## PROBLEM TO WORK ON
Your answer should be a single number: the count of lines in the material below that hold "Country".

Figure collection entries:
◆ ◆ ◆ ◆ ◆

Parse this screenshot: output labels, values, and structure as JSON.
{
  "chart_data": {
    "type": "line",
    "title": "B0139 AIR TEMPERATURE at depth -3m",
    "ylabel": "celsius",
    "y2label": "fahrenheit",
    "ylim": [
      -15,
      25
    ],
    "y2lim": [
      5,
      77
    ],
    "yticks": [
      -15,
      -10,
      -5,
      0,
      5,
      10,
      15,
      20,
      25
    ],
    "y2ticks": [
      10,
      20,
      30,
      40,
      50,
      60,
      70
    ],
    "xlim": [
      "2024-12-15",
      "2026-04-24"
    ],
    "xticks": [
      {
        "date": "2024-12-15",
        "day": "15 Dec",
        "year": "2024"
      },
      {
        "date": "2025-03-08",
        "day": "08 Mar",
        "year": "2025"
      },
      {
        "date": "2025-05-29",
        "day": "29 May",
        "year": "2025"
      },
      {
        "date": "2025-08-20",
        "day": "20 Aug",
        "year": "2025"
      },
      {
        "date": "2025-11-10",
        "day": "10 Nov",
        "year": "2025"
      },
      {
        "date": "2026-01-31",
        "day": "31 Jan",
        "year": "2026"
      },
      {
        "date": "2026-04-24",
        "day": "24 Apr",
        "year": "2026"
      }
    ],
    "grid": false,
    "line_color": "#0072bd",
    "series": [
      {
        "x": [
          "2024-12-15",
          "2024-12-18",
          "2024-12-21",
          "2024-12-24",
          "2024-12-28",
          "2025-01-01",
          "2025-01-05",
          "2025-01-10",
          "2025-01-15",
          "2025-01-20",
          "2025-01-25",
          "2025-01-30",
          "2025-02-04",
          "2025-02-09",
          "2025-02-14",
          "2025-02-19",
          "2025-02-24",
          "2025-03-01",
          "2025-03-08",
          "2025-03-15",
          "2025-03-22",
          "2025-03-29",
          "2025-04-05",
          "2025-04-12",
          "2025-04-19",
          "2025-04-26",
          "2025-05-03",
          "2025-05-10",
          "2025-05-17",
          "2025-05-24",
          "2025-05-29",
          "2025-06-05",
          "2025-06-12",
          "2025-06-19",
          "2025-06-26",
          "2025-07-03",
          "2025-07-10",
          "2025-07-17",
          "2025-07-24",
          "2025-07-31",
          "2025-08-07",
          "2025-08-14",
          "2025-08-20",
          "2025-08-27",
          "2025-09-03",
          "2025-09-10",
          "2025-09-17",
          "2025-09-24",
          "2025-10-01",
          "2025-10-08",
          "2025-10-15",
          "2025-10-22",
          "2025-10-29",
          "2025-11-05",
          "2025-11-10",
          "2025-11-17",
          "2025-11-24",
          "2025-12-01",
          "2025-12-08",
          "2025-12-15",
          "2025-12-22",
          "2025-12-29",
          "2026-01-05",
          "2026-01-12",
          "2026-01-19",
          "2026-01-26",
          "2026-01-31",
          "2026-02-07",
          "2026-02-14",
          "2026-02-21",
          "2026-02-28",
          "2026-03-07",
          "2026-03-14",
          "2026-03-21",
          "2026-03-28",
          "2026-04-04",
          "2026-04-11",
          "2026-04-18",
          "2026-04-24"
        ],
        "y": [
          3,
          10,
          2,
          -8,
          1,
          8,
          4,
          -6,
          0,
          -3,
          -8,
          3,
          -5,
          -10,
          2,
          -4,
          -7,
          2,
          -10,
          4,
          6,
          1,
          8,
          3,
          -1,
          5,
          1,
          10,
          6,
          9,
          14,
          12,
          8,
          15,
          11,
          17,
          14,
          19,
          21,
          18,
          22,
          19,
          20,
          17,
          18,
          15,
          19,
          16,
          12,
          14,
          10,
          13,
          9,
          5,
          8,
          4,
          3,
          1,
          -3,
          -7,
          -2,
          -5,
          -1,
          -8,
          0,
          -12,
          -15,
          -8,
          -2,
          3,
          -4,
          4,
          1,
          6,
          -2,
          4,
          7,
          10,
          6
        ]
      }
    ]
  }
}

◆ ◆ ◆ ◆ ◆

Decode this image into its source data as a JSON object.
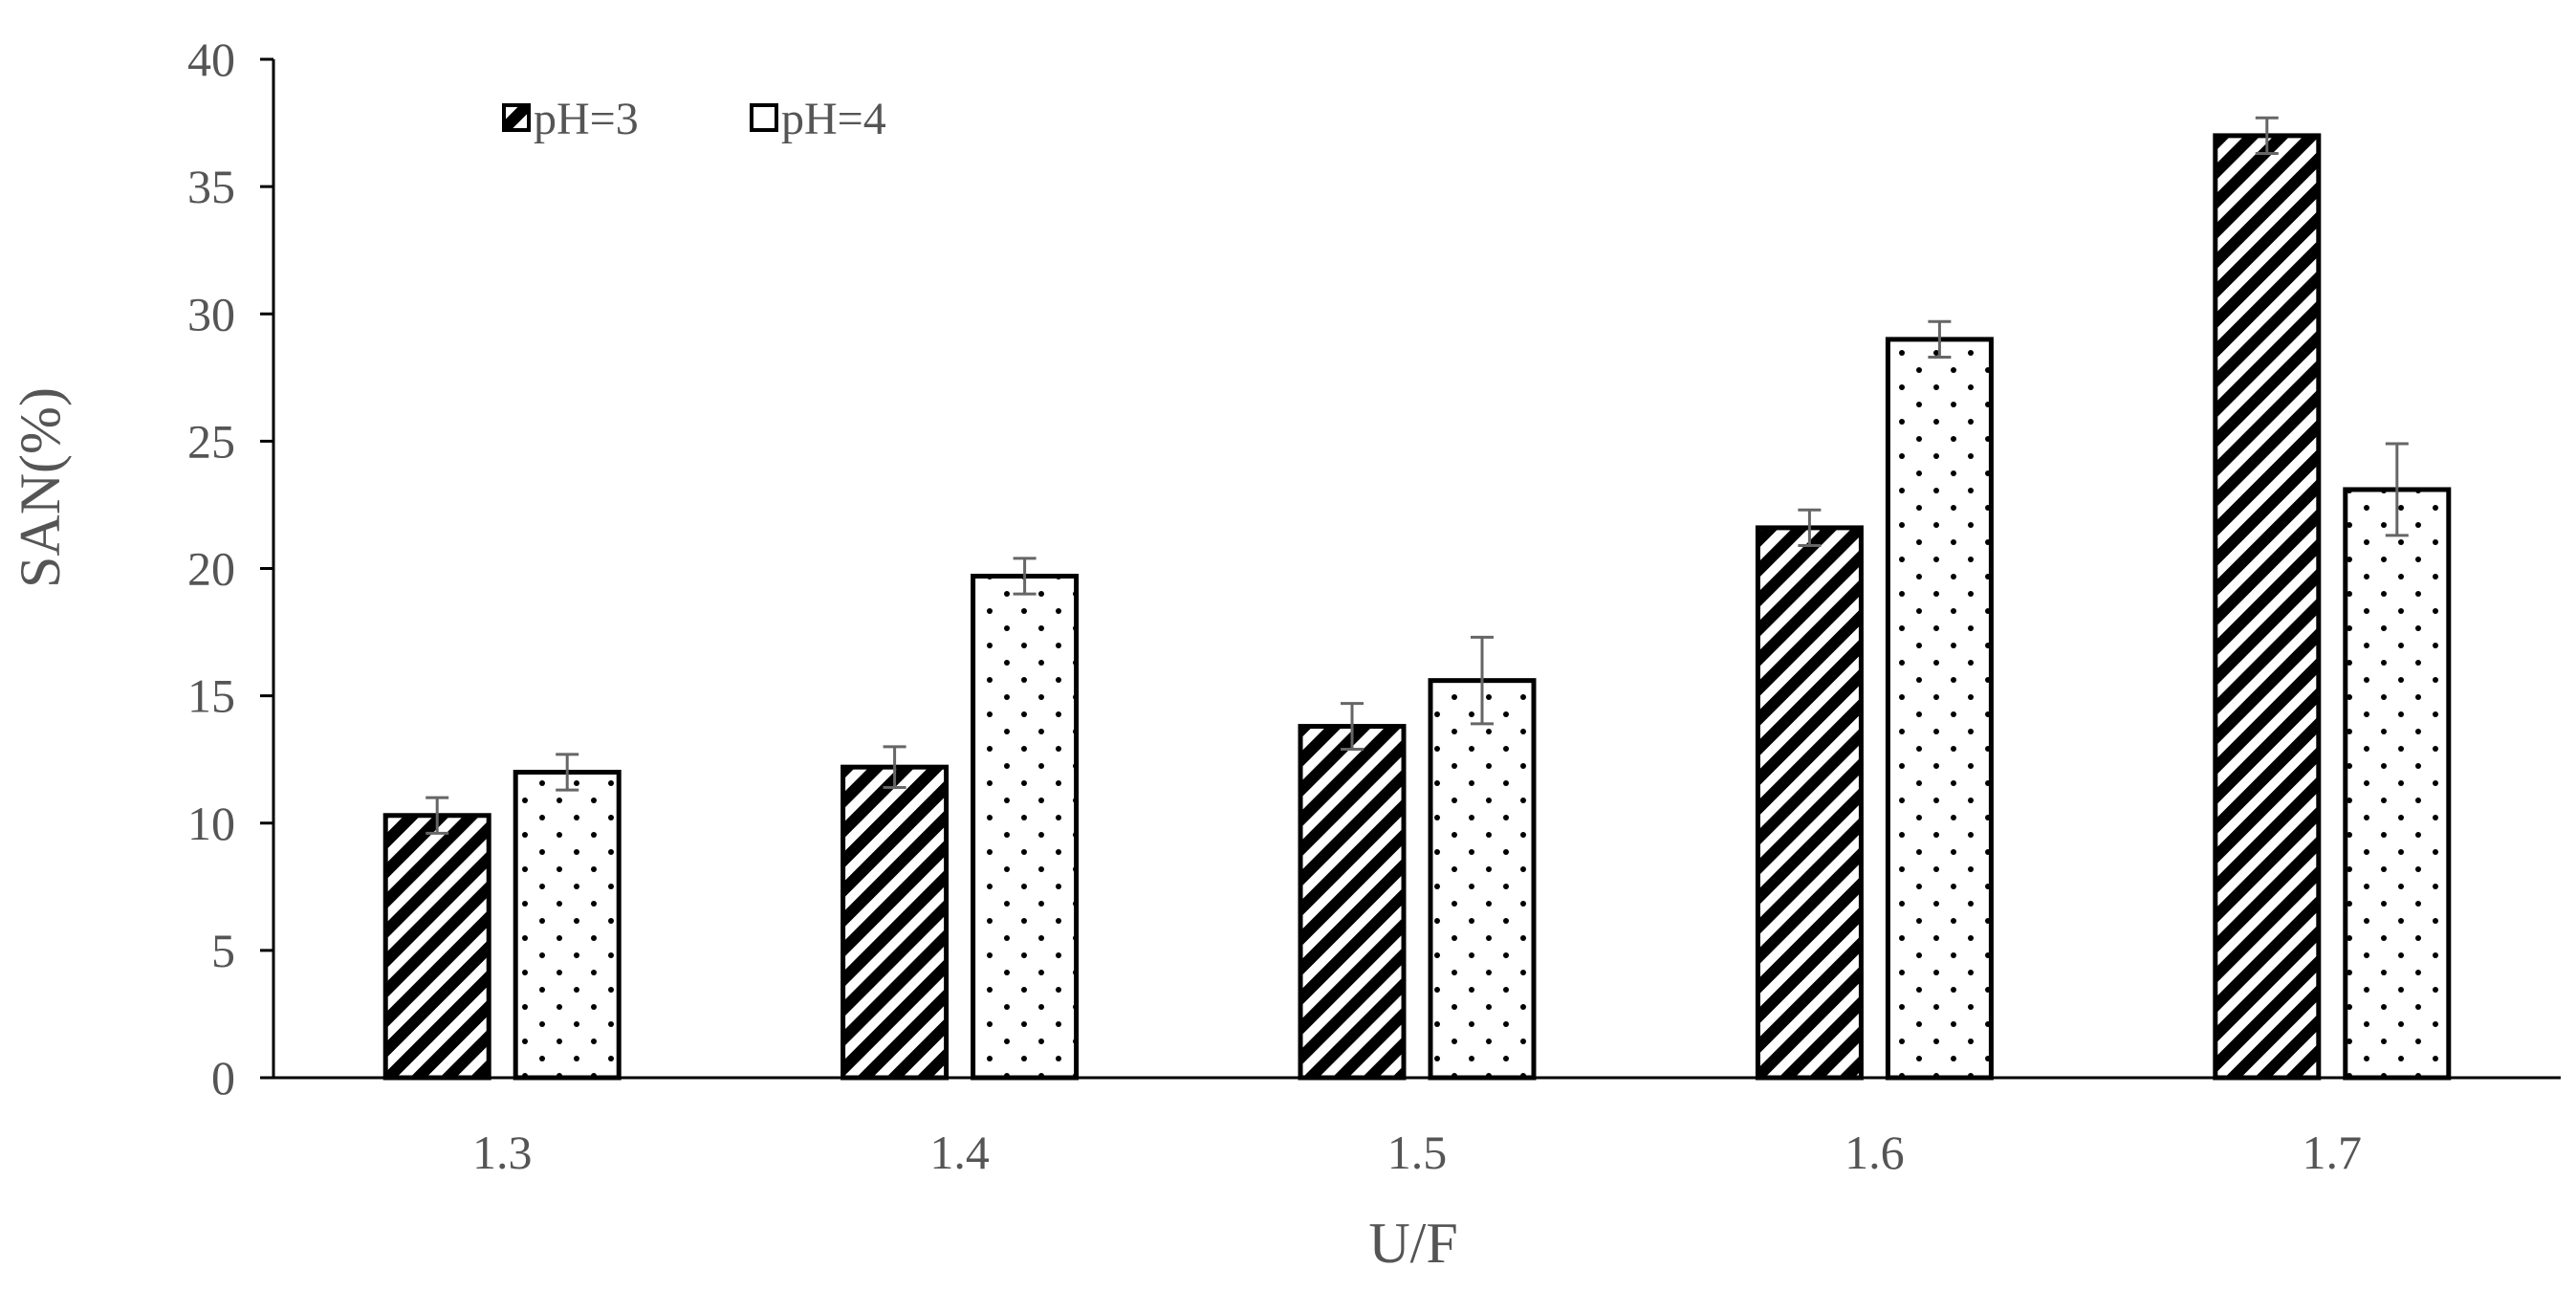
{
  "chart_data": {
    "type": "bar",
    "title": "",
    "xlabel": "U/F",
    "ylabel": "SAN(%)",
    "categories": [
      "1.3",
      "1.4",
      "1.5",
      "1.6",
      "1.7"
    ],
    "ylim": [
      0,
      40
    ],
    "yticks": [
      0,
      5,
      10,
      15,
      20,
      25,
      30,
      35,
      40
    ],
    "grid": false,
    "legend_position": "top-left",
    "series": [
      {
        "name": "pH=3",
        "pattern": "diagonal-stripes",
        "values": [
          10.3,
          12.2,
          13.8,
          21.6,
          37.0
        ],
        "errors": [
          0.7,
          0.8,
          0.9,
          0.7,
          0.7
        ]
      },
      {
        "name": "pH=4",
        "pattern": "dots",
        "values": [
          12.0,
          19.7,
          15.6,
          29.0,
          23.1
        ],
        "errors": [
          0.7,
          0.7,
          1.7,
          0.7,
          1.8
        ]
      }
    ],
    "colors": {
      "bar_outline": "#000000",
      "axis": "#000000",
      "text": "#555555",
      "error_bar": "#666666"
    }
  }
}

◆ ◆ ◆ ◆ ◆

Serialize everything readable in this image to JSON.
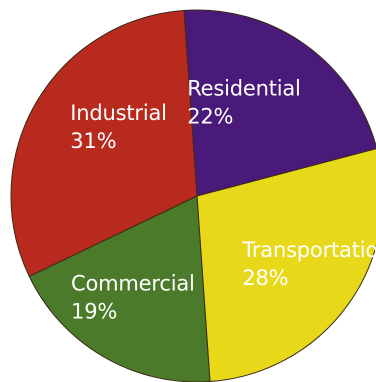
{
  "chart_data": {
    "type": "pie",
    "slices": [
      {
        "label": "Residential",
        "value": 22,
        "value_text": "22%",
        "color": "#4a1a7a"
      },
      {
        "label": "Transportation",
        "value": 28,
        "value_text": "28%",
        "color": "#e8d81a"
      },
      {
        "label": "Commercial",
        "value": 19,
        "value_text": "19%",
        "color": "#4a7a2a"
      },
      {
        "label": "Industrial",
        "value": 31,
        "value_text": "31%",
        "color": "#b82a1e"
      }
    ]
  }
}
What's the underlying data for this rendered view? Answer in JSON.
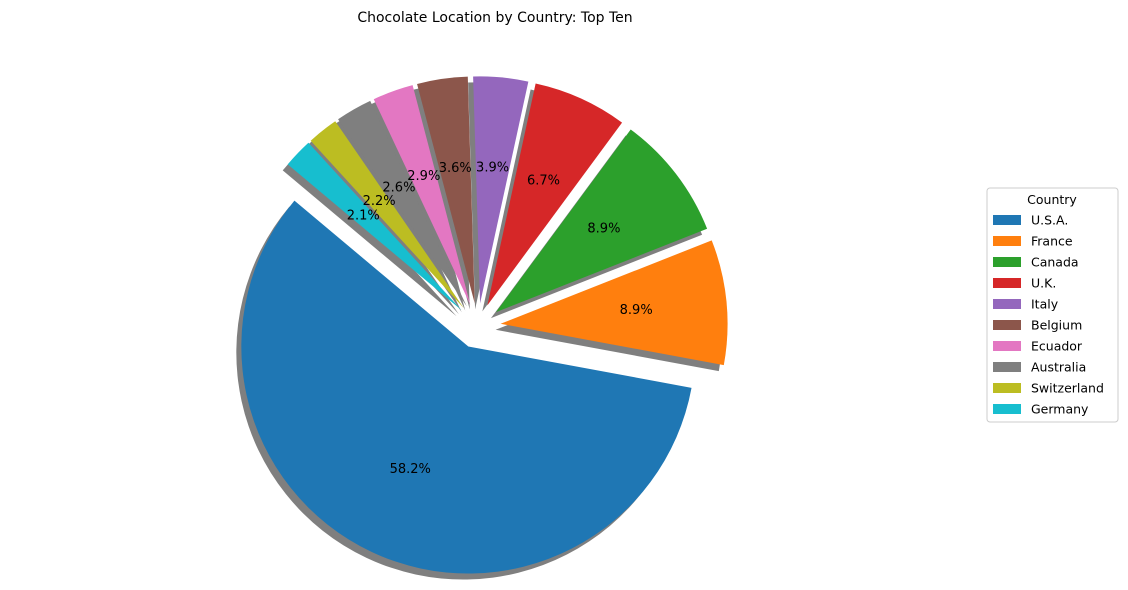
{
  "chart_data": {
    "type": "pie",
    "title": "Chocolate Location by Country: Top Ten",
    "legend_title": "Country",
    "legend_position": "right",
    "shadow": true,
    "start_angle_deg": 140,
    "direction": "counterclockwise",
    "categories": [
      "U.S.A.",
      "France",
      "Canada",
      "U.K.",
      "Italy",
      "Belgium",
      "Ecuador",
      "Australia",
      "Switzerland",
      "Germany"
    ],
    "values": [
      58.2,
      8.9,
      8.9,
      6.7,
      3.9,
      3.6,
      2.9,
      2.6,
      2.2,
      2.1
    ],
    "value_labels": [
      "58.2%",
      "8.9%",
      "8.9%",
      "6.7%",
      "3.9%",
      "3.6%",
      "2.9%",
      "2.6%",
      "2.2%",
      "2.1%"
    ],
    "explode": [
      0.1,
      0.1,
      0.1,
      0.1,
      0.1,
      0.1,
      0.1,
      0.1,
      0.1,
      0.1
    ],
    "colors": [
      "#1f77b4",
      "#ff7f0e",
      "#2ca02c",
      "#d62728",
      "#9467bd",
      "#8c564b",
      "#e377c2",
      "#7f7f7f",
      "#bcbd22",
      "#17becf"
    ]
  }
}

◆ ◆ ◆ ◆ ◆

## ANSWER TO THIS PROBLEM
2